(Recorded data)
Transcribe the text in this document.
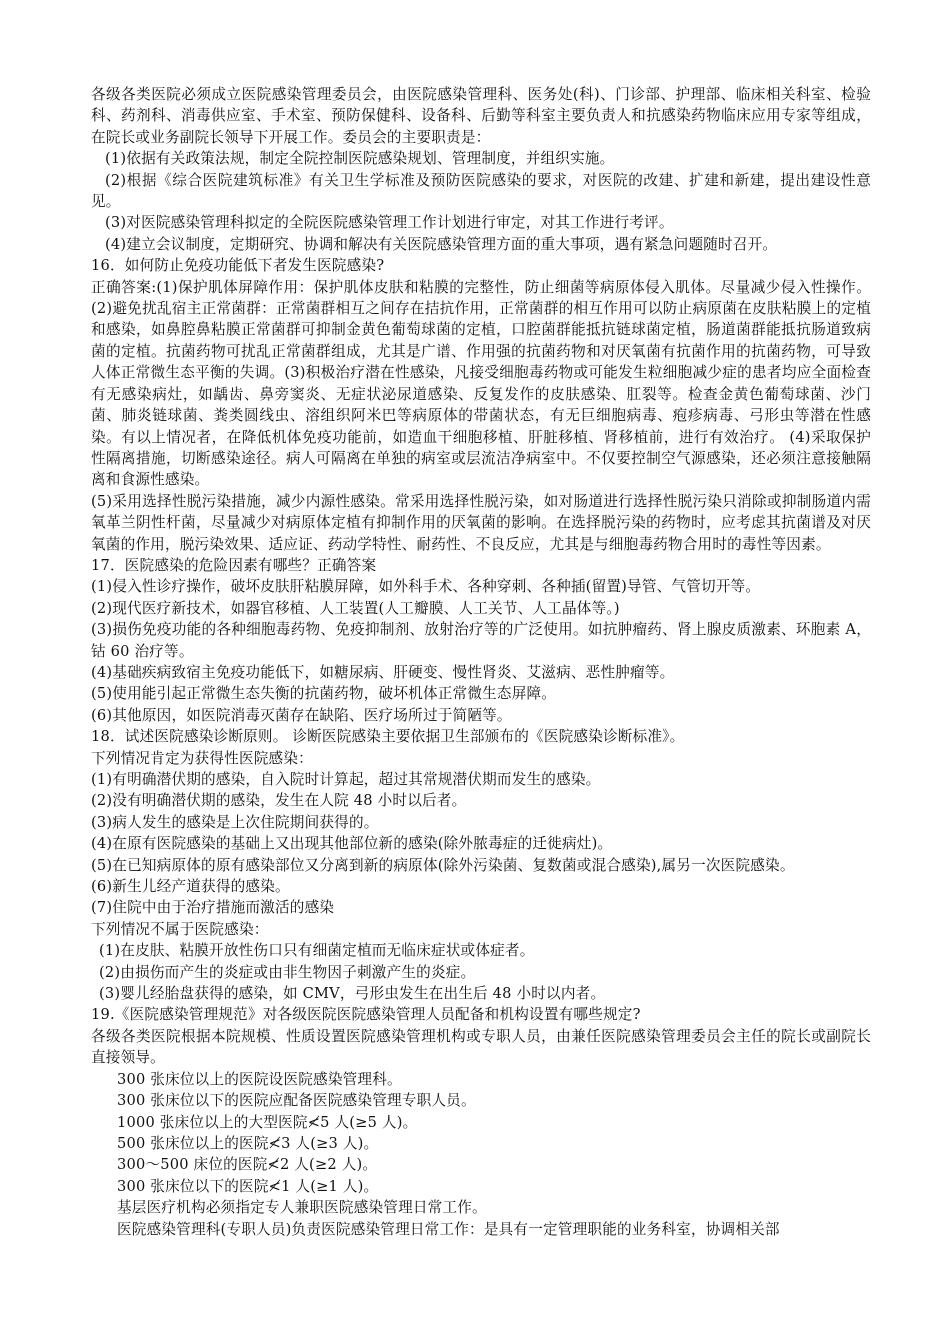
各级各类医院必须成立医院感染管理委员会，由医院感染管理科、医务处(科)、门诊部、护理部、临床相关科室、检验科、药剂科、消毒供应室、手术室、预防保健科、设备科、后勤等科室主要负责人和抗感染药物临床应用专家等组成，在院长或业务副院长领导下开展工作。委员会的主要职责是：

(1)依据有关政策法规，制定全院控制医院感染规划、管理制度，并组织实施。

(2)根据《综合医院建筑标准》有关卫生学标准及预防医院感染的要求，对医院的改建、扩建和新建，提出建设性意见。

(3)对医院感染管理科拟定的全院医院感染管理工作计划进行审定，对其工作进行考评。

(4)建立会议制度，定期研究、协调和解决有关医院感染管理方面的重大事项，遇有紧急问题随时召开。

16．如何防止免疫功能低下者发生医院感染?

正确答案:(1)保护肌体屏障作用：保护肌体皮肤和粘膜的完整性，防止细菌等病原体侵入肌体。尽量减少侵入性操作。 (2)避免扰乱宿主正常菌群：正常菌群相互之间存在拮抗作用，正常菌群的相互作用可以防止病原菌在皮肤粘膜上的定植和感染，如鼻腔鼻粘膜正常菌群可抑制金黄色葡萄球菌的定植，口腔菌群能抵抗链球菌定植，肠道菌群能抵抗肠道致病菌的定植。抗菌药物可扰乱正常菌群组成，尤其是广谱、作用强的抗菌药物和对厌氧菌有抗菌作用的抗菌药物，可导致人体正常微生态平衡的失调。(3)积极治疗潜在性感染，凡接受细胞毒药物或可能发生粒细胞减少症的患者均应全面检查有无感染病灶，如龋齿、鼻旁窦炎、无症状泌尿道感染、反复发作的皮肤感染、肛裂等。检查金黄色葡萄球菌、沙门菌、肺炎链球菌、粪类圆线虫、溶组织阿米巴等病原体的带菌状态，有无巨细胞病毒、疱疹病毒、弓形虫等潜在性感染。有以上情况者，在降低机体免疫功能前，如造血干细胞移植、肝脏移植、肾移植前，进行有效治疗。 (4)采取保护性隔离措施，切断感染途径。病人可隔离在单独的病室或层流洁净病室中。不仅要控制空气源感染，还必须注意接触隔离和食源性感染。

(5)采用选择性脱污染措施，减少内源性感染。常采用选择性脱污染，如对肠道进行选择性脱污染只消除或抑制肠道内需氧革兰阴性杆菌，尽量减少对病原体定植有抑制作用的厌氧菌的影响。在选择脱污染的药物时，应考虑其抗菌谱及对厌氧菌的作用，脱污染效果、适应证、药动学特性、耐药性、不良反应，尤其是与细胞毒药物合用时的毒性等因素。

17．医院感染的危险因素有哪些？正确答案

(1)侵入性诊疗操作，破坏皮肤肝粘膜屏障，如外科手术、各种穿刺、各种插(留置)导管、气管切开等。

(2)现代医疗新技术，如器官移植、人工装置(人工瓣膜、人工关节、人工晶体等。)

(3)损伤免疫功能的各种细胞毒药物、免疫抑制剂、放射治疗等的广泛使用。如抗肿瘤药、肾上腺皮质激素、环胞素 A，钴 60 治疗等。

(4)基础疾病致宿主免疫功能低下，如糖尿病、肝硬变、慢性肾炎、艾滋病、恶性肿瘤等。

(5)使用能引起正常微生态失衡的抗菌药物，破坏机体正常微生态屏障。

(6)其他原因，如医院消毒灭菌存在缺陷、医疗场所过于简陋等。

18．试述医院感染诊断原则。 诊断医院感染主要依据卫生部颁布的《医院感染诊断标准》。

下列情况肯定为获得性医院感染：

(1)有明确潜伏期的感染，自入院时计算起，超过其常规潜伏期而发生的感染。

(2)没有明确潜伏期的感染，发生在人院 48 小时以后者。

(3)病人发生的感染是上次住院期间获得的。

(4)在原有医院感染的基础上又出现其他部位新的感染(除外脓毒症的迁徙病灶)。

(5)在已知病原体的原有感染部位又分离到新的病原体(除外污染菌、复数菌或混合感染),属另一次医院感染。

(6)新生儿经产道获得的感染。

(7)住院中由于治疗措施而激活的感染

下列情况不属于医院感染：

(1)在皮肤、粘膜开放性伤口只有细菌定植而无临床症状或体症者。

(2)由损伤而产生的炎症或由非生物因子刺激产生的炎症。

(3)婴儿经胎盘获得的感染，如 CMV，弓形虫发生在出生后 48 小时以内者。

19.《医院感染管理规范》对各级医院医院感染管理人员配备和机构设置有哪些规定?

各级各类医院根据本院规模、性质设置医院感染管理机构或专职人员，由兼任医院感染管理委员会主任的院长或副院长直接领导。

300 张床位以上的医院设医院感染管理科。

300 张床位以下的医院应配备医院感染管理专职人员。

1000 张床位以上的大型医院≮5 人(≥5 人)。

500 张床位以上的医院≮3 人(≥3 人)。

300～500 床位的医院≮2 人(≥2 人)。

300 张床位以下的医院≮1 人(≥1 人)。

基层医疗机构必须指定专人兼职医院感染管理日常工作。

医院感染管理科(专职人员)负责医院感染管理日常工作：是具有一定管理职能的业务科室，协调相关部
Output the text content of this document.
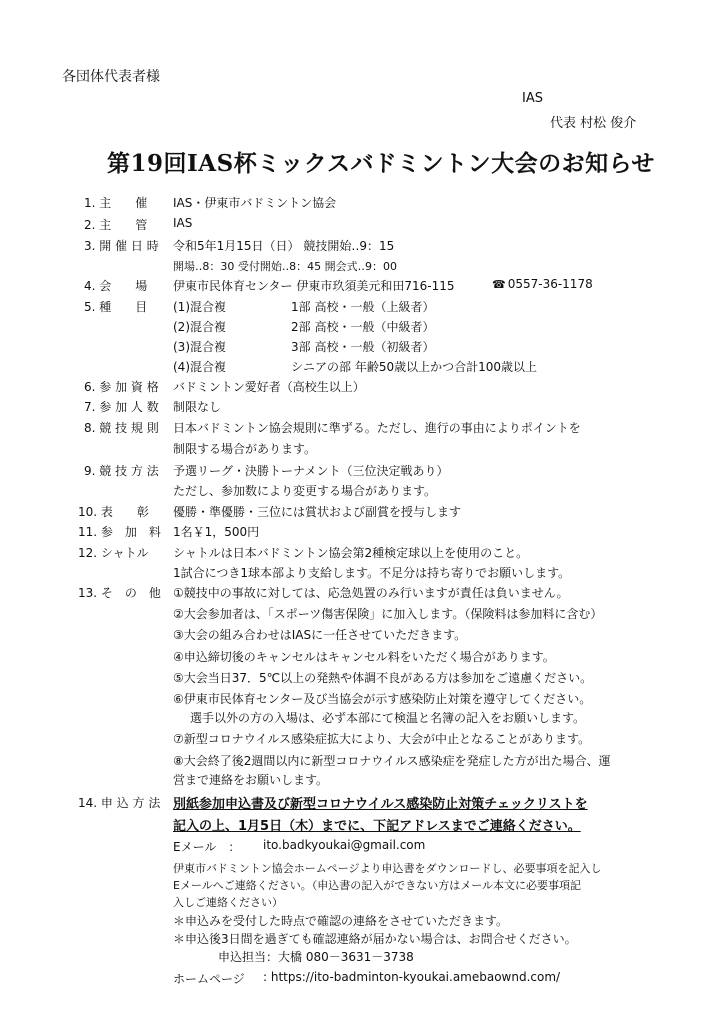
各団体代表者様
IAS
代表 村松 俊介
第19回IAS杯ミックスバドミントン大会のお知らせ
1. 主　　催 IAS・伊東市バドミントン協会
2. 主　　管 IAS
3. 開 催 日 時 令和5年1月15日（日） 競技開始‥9：15
開場‥8：30 受付開始‥8：45 開会式‥9：00
4. 会　　場 伊東市民体育センター 伊東市玖須美元和田716-115	☎ 0557-36-1178
5. 種　　目 (1)混合複	1部 高校・一般（上級者）
(2)混合複	2部 高校・一般（中級者）
(3)混合複	3部 高校・一般（初級者）
(4)混合複	シニアの部 年齢50歳以上かつ合計100歳以上
6. 参 加 資 格 バドミントン愛好者（高校生以上）
7. 参 加 人 数 制限なし
8. 競 技 規 則 日本バドミントン協会規則に準ずる。ただし、進行の事由によりポイントを
制限する場合があります。
9. 競 技 方 法 予選リーグ・決勝トーナメント（三位決定戦あり）
ただし、参加数により変更する場合があります。
10. 表　　彰 優勝・準優勝・三位には賞状および副賞を授与します
11. 参　加　料 1名￥1，500円
12. シャトル シャトルは日本バドミントン協会第2種検定球以上を使用のこと。
1試合につき1球本部より支給します。不足分は持ち寄りでお願いします。
13. そ　の　他 ①競技中の事故に対しては、応急処置のみ行いますが責任は負いません。
②大会参加者は、「スポーツ傷害保険」に加入します。（保険料は参加料に含む）
③大会の組み合わせはIASに一任させていただきます。
④申込締切後のキャンセルはキャンセル料をいただく場合があります。
⑤大会当日37．5℃以上の発熱や体調不良がある方は参加をご遠慮ください。
⑥伊東市民体育センター及び当協会が示す感染防止対策を遵守してください。
選手以外の方の入場は、必ず本部にて検温と名簿の記入をお願いします。
⑦新型コロナウイルス感染症拡大により、大会が中止となることがあります。
⑧大会終了後2週間以内に新型コロナウイルス感染症を発症した方が出た場合、運
営まで連絡をお願いします。
14. 申 込 方 法 別紙参加申込書及び新型コロナウイルス感染防止対策チェックリストを
記入の上、1月5日（木）までに、下記アドレスまでご連絡ください。
Eメール　： ito.badkyoukai@gmail.com
伊東市バドミントン協会ホームページより申込書をダウンロードし、必要事項を記入し
Eメールへご連絡ください。（申込書の記入ができない方はメール本文に必要事項記
入しご連絡ください）
＊申込みを受付した時点で確認の連絡をさせていただきます。
＊申込後3日間を過ぎても確認連絡が届かない場合は、お問合せください。
申込担当：大橋 080－3631－3738
ホームページ : https://ito-badminton-kyoukai.amebaownd.com/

Task instructions: Find the line with "Output the text content of this document." in the listing and extract it and all lines after it through the end, exactly, without the pictures.

Exercise output:
Output the text content of this document.
各団体代表者様
IAS
代表 村松 俊介
第19回IAS杯ミックスバドミントン大会のお知らせ
1. 主　　催 IAS・伊東市バドミントン協会
2. 主　　管 IAS
3. 開 催 日 時 令和5年1月15日（日） 競技開始‥9：15
開場‥8：30 受付開始‥8：45 開会式‥9：00
4. 会　　場 伊東市民体育センター 伊東市玖須美元和田716-115	☎ 0557-36-1178
5. 種　　目 (1)混合複	1部 高校・一般（上級者）
(2)混合複	2部 高校・一般（中級者）
(3)混合複	3部 高校・一般（初級者）
(4)混合複	シニアの部 年齢50歳以上かつ合計100歳以上
6. 参 加 資 格 バドミントン愛好者（高校生以上）
7. 参 加 人 数 制限なし
8. 競 技 規 則 日本バドミントン協会規則に準ずる。ただし、進行の事由によりポイントを
制限する場合があります。
9. 競 技 方 法 予選リーグ・決勝トーナメント（三位決定戦あり）
ただし、参加数により変更する場合があります。
10. 表　　彰 優勝・準優勝・三位には賞状および副賞を授与します
11. 参　加　料 1名￥1，500円
12. シャトル シャトルは日本バドミントン協会第2種検定球以上を使用のこと。
1試合につき1球本部より支給します。不足分は持ち寄りでお願いします。
13. そ　の　他 ①競技中の事故に対しては、応急処置のみ行いますが責任は負いません。
②大会参加者は、「スポーツ傷害保険」に加入します。（保険料は参加料に含む）
③大会の組み合わせはIASに一任させていただきます。
④申込締切後のキャンセルはキャンセル料をいただく場合があります。
⑤大会当日37．5℃以上の発熱や体調不良がある方は参加をご遠慮ください。
⑥伊東市民体育センター及び当協会が示す感染防止対策を遵守してください。
選手以外の方の入場は、必ず本部にて検温と名簿の記入をお願いします。
⑦新型コロナウイルス感染症拡大により、大会が中止となることがあります。
⑧大会終了後2週間以内に新型コロナウイルス感染症を発症した方が出た場合、運
営まで連絡をお願いします。
14. 申 込 方 法 別紙参加申込書及び新型コロナウイルス感染防止対策チェックリストを
記入の上、1月5日（木）までに、下記アドレスまでご連絡ください。
Eメール　： ito.badkyoukai@gmail.com
伊東市バドミントン協会ホームページより申込書をダウンロードし、必要事項を記入し
Eメールへご連絡ください。（申込書の記入ができない方はメール本文に必要事項記
入しご連絡ください）
＊申込みを受付した時点で確認の連絡をさせていただきます。
＊申込後3日間を過ぎても確認連絡が届かない場合は、お問合せください。
申込担当：大橋 080－3631－3738
ホームページ : https://ito-badminton-kyoukai.amebaownd.com/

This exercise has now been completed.